• **Material supplied**
____________________
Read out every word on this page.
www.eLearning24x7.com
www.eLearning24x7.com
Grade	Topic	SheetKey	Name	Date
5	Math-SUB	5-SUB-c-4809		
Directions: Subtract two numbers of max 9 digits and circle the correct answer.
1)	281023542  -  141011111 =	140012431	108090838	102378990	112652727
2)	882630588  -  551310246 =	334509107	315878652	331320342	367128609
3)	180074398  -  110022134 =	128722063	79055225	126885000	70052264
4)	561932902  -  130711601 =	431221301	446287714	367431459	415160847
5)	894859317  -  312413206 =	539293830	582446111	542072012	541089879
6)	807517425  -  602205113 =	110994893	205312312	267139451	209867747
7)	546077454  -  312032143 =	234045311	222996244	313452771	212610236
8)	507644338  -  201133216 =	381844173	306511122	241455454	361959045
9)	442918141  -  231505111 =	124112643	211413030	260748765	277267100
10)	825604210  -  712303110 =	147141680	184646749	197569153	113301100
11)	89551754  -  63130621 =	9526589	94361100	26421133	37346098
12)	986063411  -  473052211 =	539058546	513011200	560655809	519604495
____________________
• **Task to carry out**
Print every record exactly as it was given.

• **Output for this task**
Read out every word on this page.
www.eLearning24x7.com
www.eLearning24x7.com
Grade	Topic	SheetKey	Name	Date
5	Math-SUB	5-SUB-c-4809		
Directions: Subtract two numbers of max 9 digits and circle the correct answer.
1)	281023542  -  141011111 =	140012431	108090838	102378990	112652727
2)	882630588  -  551310246 =	334509107	315878652	331320342	367128609
3)	180074398  -  110022134 =	128722063	79055225	126885000	70052264
4)	561932902  -  130711601 =	431221301	446287714	367431459	415160847
5)	894859317  -  312413206 =	539293830	582446111	542072012	541089879
6)	807517425  -  602205113 =	110994893	205312312	267139451	209867747
7)	546077454  -  312032143 =	234045311	222996244	313452771	212610236
8)	507644338  -  201133216 =	381844173	306511122	241455454	361959045
9)	442918141  -  231505111 =	124112643	211413030	260748765	277267100
10)	825604210  -  712303110 =	147141680	184646749	197569153	113301100
11)	89551754  -  63130621 =	9526589	94361100	26421133	37346098
12)	986063411  -  473052211 =	539058546	513011200	560655809	519604495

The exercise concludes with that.